(Dataset entries on figures)
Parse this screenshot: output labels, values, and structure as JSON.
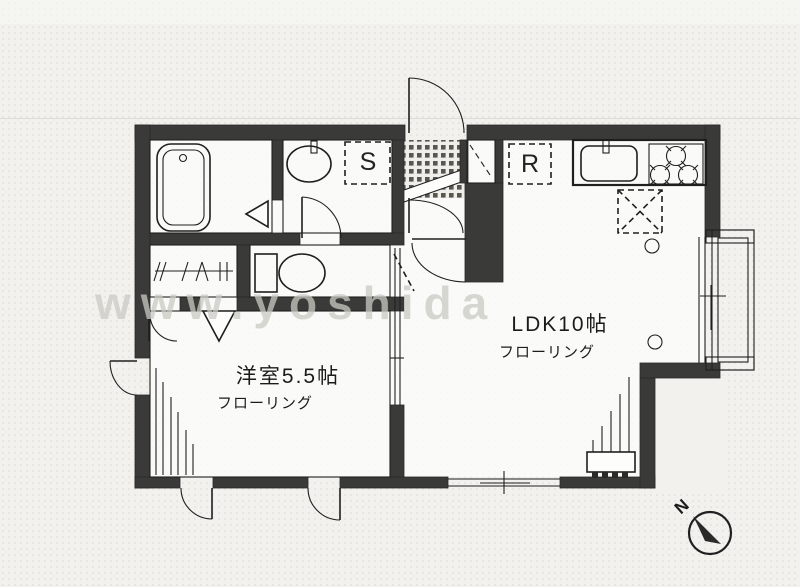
{
  "floorplan": {
    "watermark": "www.yoshida",
    "compass": {
      "label": "N"
    },
    "rooms": {
      "ldk": {
        "label": "LDK10帖",
        "flooring": "フローリング"
      },
      "western": {
        "label": "洋室5.5帖",
        "flooring": "フローリング"
      }
    },
    "markers": {
      "storage": "S",
      "refrigerator": "R"
    },
    "colors": {
      "wall": "#3a3a38",
      "line": "#1f1f1f",
      "paper": "#f2f1ee",
      "floor": "#fdfdfc",
      "watermark": "#cbcac4"
    }
  }
}
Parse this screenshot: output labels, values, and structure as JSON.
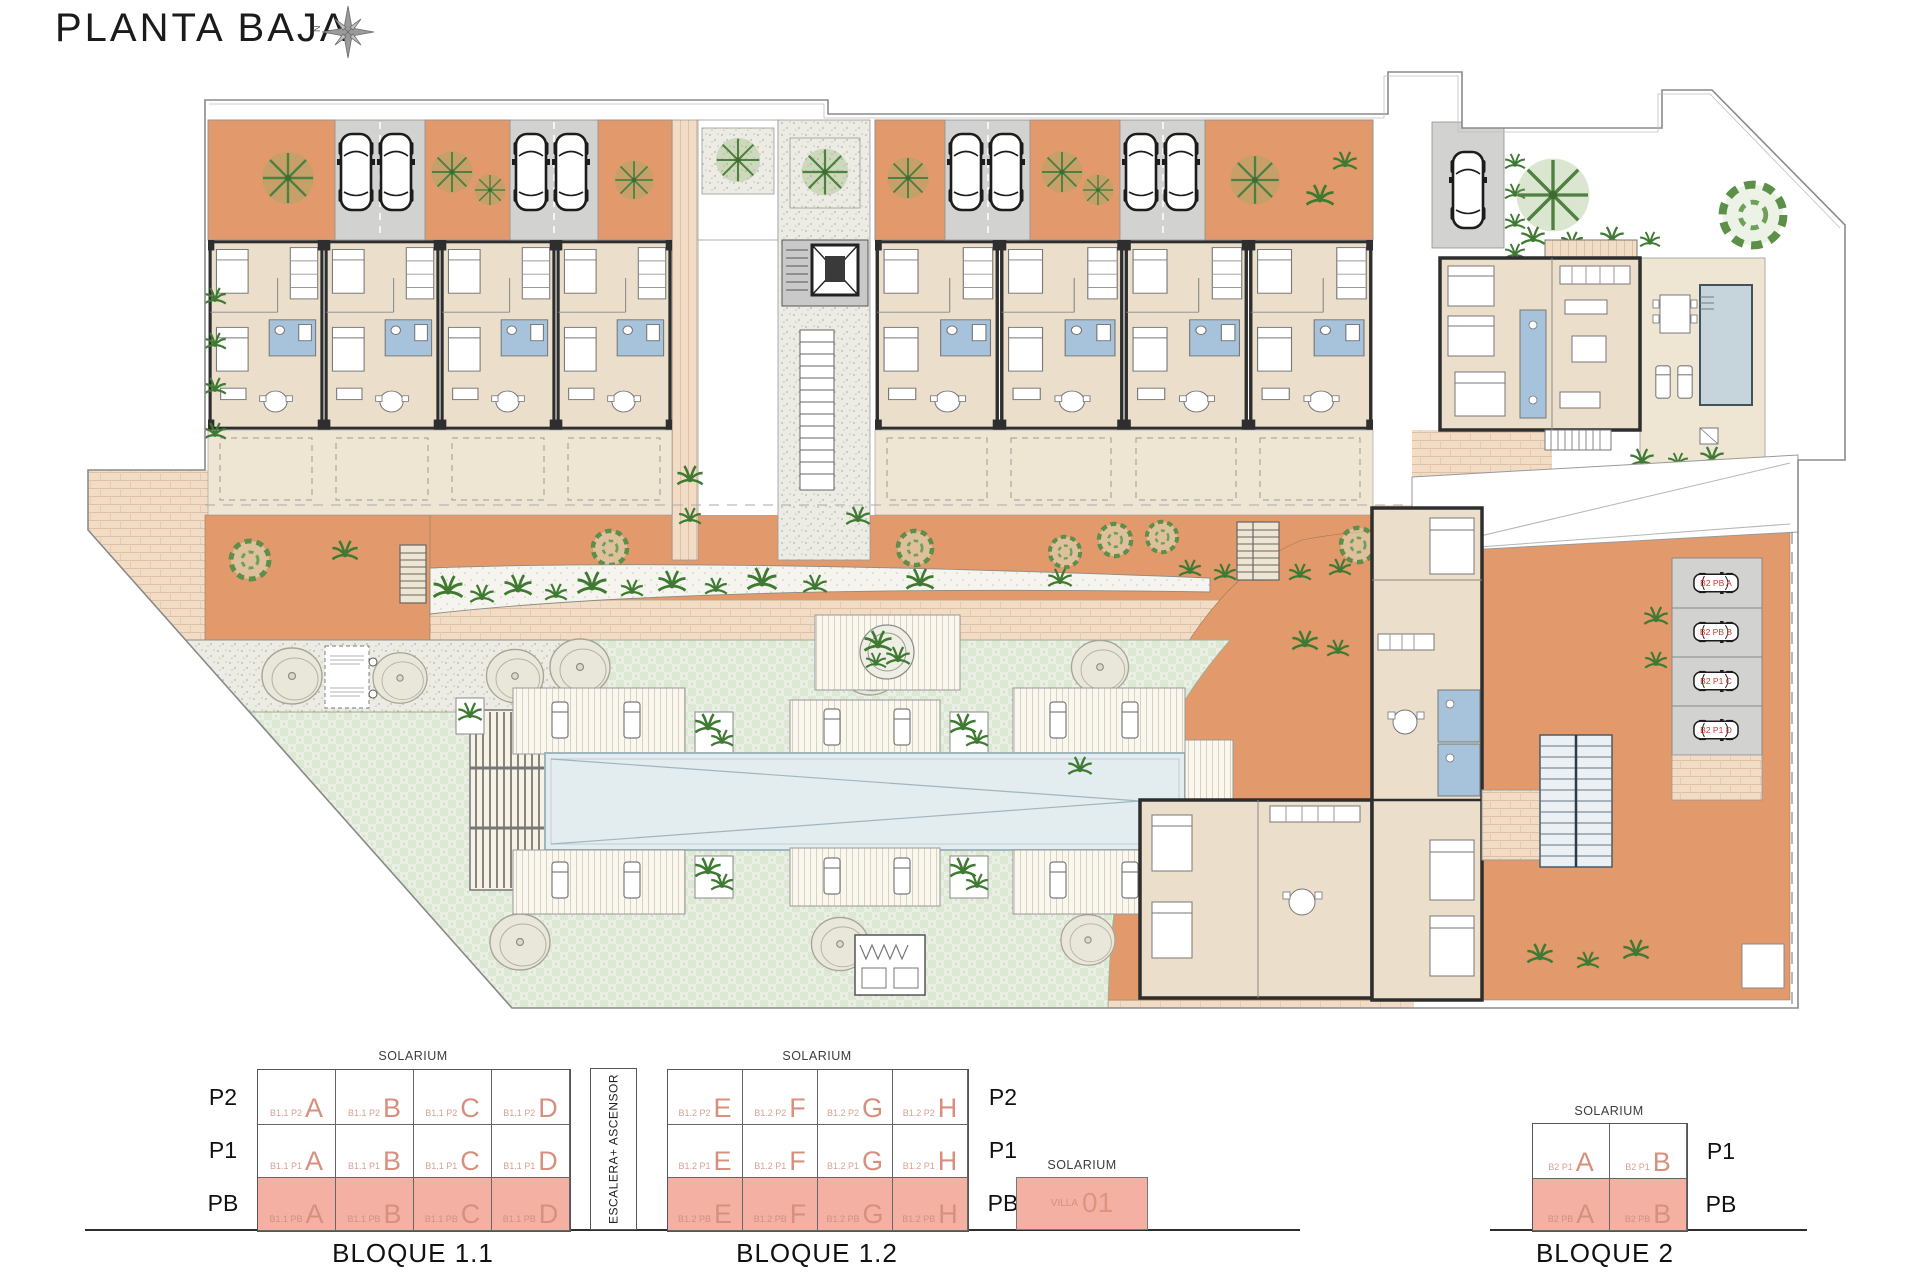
{
  "header": {
    "title": "PLANTA BAJA",
    "compass": "N"
  },
  "site": {
    "parking_labels": [
      "B2 PB A",
      "B2 PB B",
      "B2 P1 C",
      "B2 P1 D"
    ]
  },
  "legend": {
    "solarium": "SOLARIUM",
    "escalera": "ESCALERA+ ASCENSOR",
    "floors": {
      "p2": "P2",
      "p1": "P1",
      "pb": "PB"
    },
    "bloque11": {
      "title": "BLOQUE 1.1",
      "rows": [
        {
          "floor": "P2",
          "cells": [
            {
              "code": "B1.1 P2",
              "letter": "A"
            },
            {
              "code": "B1.1 P2",
              "letter": "B"
            },
            {
              "code": "B1.1 P2",
              "letter": "C"
            },
            {
              "code": "B1.1 P2",
              "letter": "D"
            }
          ]
        },
        {
          "floor": "P1",
          "cells": [
            {
              "code": "B1.1 P1",
              "letter": "A"
            },
            {
              "code": "B1.1 P1",
              "letter": "B"
            },
            {
              "code": "B1.1 P1",
              "letter": "C"
            },
            {
              "code": "B1.1 P1",
              "letter": "D"
            }
          ]
        },
        {
          "floor": "PB",
          "cells": [
            {
              "code": "B1.1 PB",
              "letter": "A"
            },
            {
              "code": "B1.1 PB",
              "letter": "B"
            },
            {
              "code": "B1.1 PB",
              "letter": "C"
            },
            {
              "code": "B1.1 PB",
              "letter": "D"
            }
          ]
        }
      ]
    },
    "bloque12": {
      "title": "BLOQUE 1.2",
      "rows": [
        {
          "floor": "P2",
          "cells": [
            {
              "code": "B1.2 P2",
              "letter": "E"
            },
            {
              "code": "B1.2 P2",
              "letter": "F"
            },
            {
              "code": "B1.2 P2",
              "letter": "G"
            },
            {
              "code": "B1.2 P2",
              "letter": "H"
            }
          ]
        },
        {
          "floor": "P1",
          "cells": [
            {
              "code": "B1.2 P1",
              "letter": "E"
            },
            {
              "code": "B1.2 P1",
              "letter": "F"
            },
            {
              "code": "B1.2 P1",
              "letter": "G"
            },
            {
              "code": "B1.2 P1",
              "letter": "H"
            }
          ]
        },
        {
          "floor": "PB",
          "cells": [
            {
              "code": "B1.2 PB",
              "letter": "E"
            },
            {
              "code": "B1.2 PB",
              "letter": "F"
            },
            {
              "code": "B1.2 PB",
              "letter": "G"
            },
            {
              "code": "B1.2 PB",
              "letter": "H"
            }
          ]
        }
      ]
    },
    "villa": {
      "name": "VILLA",
      "number": "01"
    },
    "bloque2": {
      "title": "BLOQUE 2",
      "rows": [
        {
          "floor": "P1",
          "cells": [
            {
              "code": "B2 P1",
              "letter": "A"
            },
            {
              "code": "B2 P1",
              "letter": "B"
            }
          ]
        },
        {
          "floor": "PB",
          "cells": [
            {
              "code": "B2 PB",
              "letter": "A"
            },
            {
              "code": "B2 PB",
              "letter": "B"
            }
          ]
        }
      ]
    }
  }
}
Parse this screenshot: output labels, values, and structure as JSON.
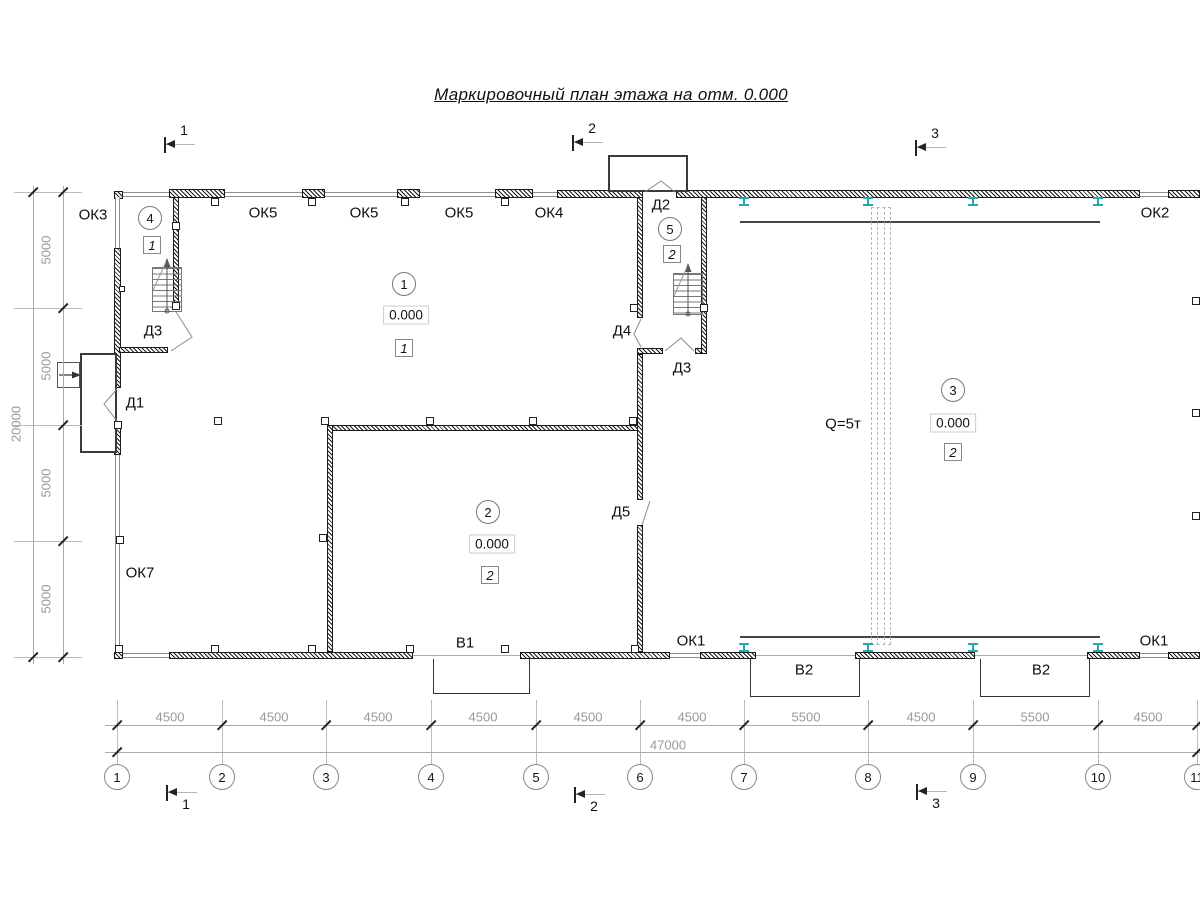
{
  "title": "Маркировочный план этажа на отм. 0.000",
  "sections": {
    "s1": "1",
    "s2": "2",
    "s3": "3"
  },
  "windows": {
    "ok3": "ОК3",
    "ok5_1": "ОК5",
    "ok5_2": "ОК5",
    "ok5_3": "ОК5",
    "ok4": "ОК4",
    "ok2": "ОК2",
    "ok7": "ОК7",
    "ok1_1": "ОК1",
    "ok1_2": "ОК1"
  },
  "doors": {
    "d1": "Д1",
    "d2": "Д2",
    "d3_1": "Д3",
    "d3_2": "Д3",
    "d4": "Д4",
    "d5": "Д5"
  },
  "gates": {
    "v1": "В1",
    "v2_1": "В2",
    "v2_2": "В2"
  },
  "crane": {
    "capacity": "Q=5т"
  },
  "rooms": {
    "r1": {
      "num": "1",
      "elev": "0.000",
      "type": "1"
    },
    "r2": {
      "num": "2",
      "elev": "0.000",
      "type": "2"
    },
    "r3": {
      "num": "3",
      "elev": "0.000",
      "type": "2"
    },
    "r4": {
      "num": "4",
      "type": "1"
    },
    "r5": {
      "num": "5",
      "type": "2"
    }
  },
  "dims": {
    "left": {
      "seg1": "5000",
      "seg2": "5000",
      "seg3": "5000",
      "seg4": "5000",
      "total": "20000"
    },
    "bottom": {
      "seg1": "4500",
      "seg2": "4500",
      "seg3": "4500",
      "seg4": "4500",
      "seg5": "4500",
      "seg6": "4500",
      "seg7": "5500",
      "seg8": "4500",
      "seg9": "5500",
      "seg10": "4500",
      "total": "47000"
    }
  },
  "axes": {
    "a1": "1",
    "a2": "2",
    "a3": "3",
    "a4": "4",
    "a5": "5",
    "a6": "6",
    "a7": "7",
    "a8": "8",
    "a9": "9",
    "a10": "10",
    "a11": "11"
  }
}
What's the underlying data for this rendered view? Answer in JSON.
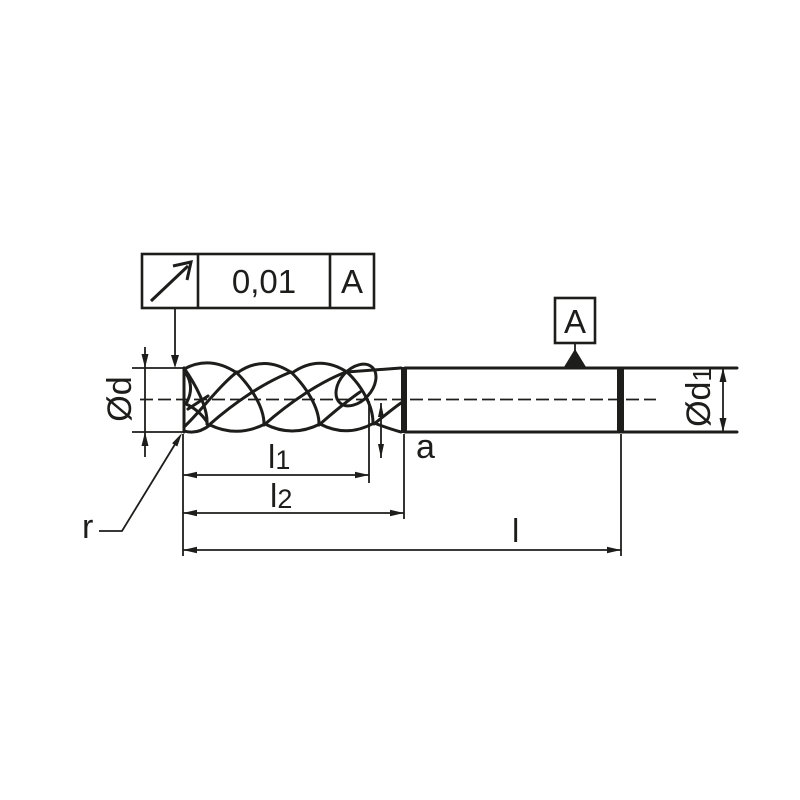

__Exercise__. All of the entries above should be copied exactly, except for the pictures.

__Exercise output__.
Parse this screenshot: output labels, values, and structure as JSON.
{
  "floorplan": {
    "watermark": "www.yoshida",
    "compass": {
      "label": "N"
    },
    "rooms": {
      "ldk": {
        "label": "LDK10帖",
        "flooring": "フローリング"
      },
      "western": {
        "label": "洋室5.5帖",
        "flooring": "フローリング"
      }
    },
    "markers": {
      "storage": "S",
      "refrigerator": "R"
    },
    "colors": {
      "wall": "#3a3a38",
      "line": "#1f1f1f",
      "paper": "#f2f1ee",
      "floor": "#fdfdfc",
      "watermark": "#cbcac4"
    }
  }
}
Parse this screenshot: output labels, values, and structure as JSON.
{
  "header": {
    "title": "PLANTA BAJA",
    "compass": "N"
  },
  "site": {
    "parking_labels": [
      "B2 PB A",
      "B2 PB B",
      "B2 P1 C",
      "B2 P1 D"
    ]
  },
  "legend": {
    "solarium": "SOLARIUM",
    "escalera": "ESCALERA+ ASCENSOR",
    "floors": {
      "p2": "P2",
      "p1": "P1",
      "pb": "PB"
    },
    "bloque11": {
      "title": "BLOQUE 1.1",
      "rows": [
        {
          "floor": "P2",
          "cells": [
            {
              "code": "B1.1 P2",
              "letter": "A"
            },
            {
              "code": "B1.1 P2",
              "letter": "B"
            },
            {
              "code": "B1.1 P2",
              "letter": "C"
            },
            {
              "code": "B1.1 P2",
              "letter": "D"
            }
          ]
        },
        {
          "floor": "P1",
          "cells": [
            {
              "code": "B1.1 P1",
              "letter": "A"
            },
            {
              "code": "B1.1 P1",
              "letter": "B"
            },
            {
              "code": "B1.1 P1",
              "letter": "C"
            },
            {
              "code": "B1.1 P1",
              "letter": "D"
            }
          ]
        },
        {
          "floor": "PB",
          "cells": [
            {
              "code": "B1.1 PB",
              "letter": "A"
            },
            {
              "code": "B1.1 PB",
              "letter": "B"
            },
            {
              "code": "B1.1 PB",
              "letter": "C"
            },
            {
              "code": "B1.1 PB",
              "letter": "D"
            }
          ]
        }
      ]
    },
    "bloque12": {
      "title": "BLOQUE 1.2",
      "rows": [
        {
          "floor": "P2",
          "cells": [
            {
              "code": "B1.2 P2",
              "letter": "E"
            },
            {
              "code": "B1.2 P2",
              "letter": "F"
            },
            {
              "code": "B1.2 P2",
              "letter": "G"
            },
            {
              "code": "B1.2 P2",
              "letter": "H"
            }
          ]
        },
        {
          "floor": "P1",
          "cells": [
            {
              "code": "B1.2 P1",
              "letter": "E"
            },
            {
              "code": "B1.2 P1",
              "letter": "F"
            },
            {
              "code": "B1.2 P1",
              "letter": "G"
            },
            {
              "code": "B1.2 P1",
              "letter": "H"
            }
          ]
        },
        {
          "floor": "PB",
          "cells": [
            {
              "code": "B1.2 PB",
              "letter": "E"
            },
            {
              "code": "B1.2 PB",
              "letter": "F"
            },
            {
              "code": "B1.2 PB",
              "letter": "G"
            },
            {
              "code": "B1.2 PB",
              "letter": "H"
            }
          ]
        }
      ]
    },
    "villa": {
      "name": "VILLA",
      "number": "01"
    },
    "bloque2": {
      "title": "BLOQUE 2",
      "rows": [
        {
          "floor": "P1",
          "cells": [
            {
              "code": "B2 P1",
              "letter": "A"
            },
            {
              "code": "B2 P1",
              "letter": "B"
            }
          ]
        },
        {
          "floor": "PB",
          "cells": [
            {
              "code": "B2 PB",
              "letter": "A"
            },
            {
              "code": "B2 PB",
              "letter": "B"
            }
          ]
        }
      ]
    }
  }
}
Parse this screenshot: output labels, values, and structure as JSON.
{
  "title": "Маркировочный план этажа на отм. 0.000",
  "sections": {
    "s1": "1",
    "s2": "2",
    "s3": "3"
  },
  "windows": {
    "ok3": "ОК3",
    "ok5_1": "ОК5",
    "ok5_2": "ОК5",
    "ok5_3": "ОК5",
    "ok4": "ОК4",
    "ok2": "ОК2",
    "ok7": "ОК7",
    "ok1_1": "ОК1",
    "ok1_2": "ОК1"
  },
  "doors": {
    "d1": "Д1",
    "d2": "Д2",
    "d3_1": "Д3",
    "d3_2": "Д3",
    "d4": "Д4",
    "d5": "Д5"
  },
  "gates": {
    "v1": "В1",
    "v2_1": "В2",
    "v2_2": "В2"
  },
  "crane": {
    "capacity": "Q=5т"
  },
  "rooms": {
    "r1": {
      "num": "1",
      "elev": "0.000",
      "type": "1"
    },
    "r2": {
      "num": "2",
      "elev": "0.000",
      "type": "2"
    },
    "r3": {
      "num": "3",
      "elev": "0.000",
      "type": "2"
    },
    "r4": {
      "num": "4",
      "type": "1"
    },
    "r5": {
      "num": "5",
      "type": "2"
    }
  },
  "dims": {
    "left": {
      "seg1": "5000",
      "seg2": "5000",
      "seg3": "5000",
      "seg4": "5000",
      "total": "20000"
    },
    "bottom": {
      "seg1": "4500",
      "seg2": "4500",
      "seg3": "4500",
      "seg4": "4500",
      "seg5": "4500",
      "seg6": "4500",
      "seg7": "5500",
      "seg8": "4500",
      "seg9": "5500",
      "seg10": "4500",
      "total": "47000"
    }
  },
  "axes": {
    "a1": "1",
    "a2": "2",
    "a3": "3",
    "a4": "4",
    "a5": "5",
    "a6": "6",
    "a7": "7",
    "a8": "8",
    "a9": "9",
    "a10": "10",
    "a11": "11"
  }
}
What's the underlying data for this rendered view? Answer in JSON.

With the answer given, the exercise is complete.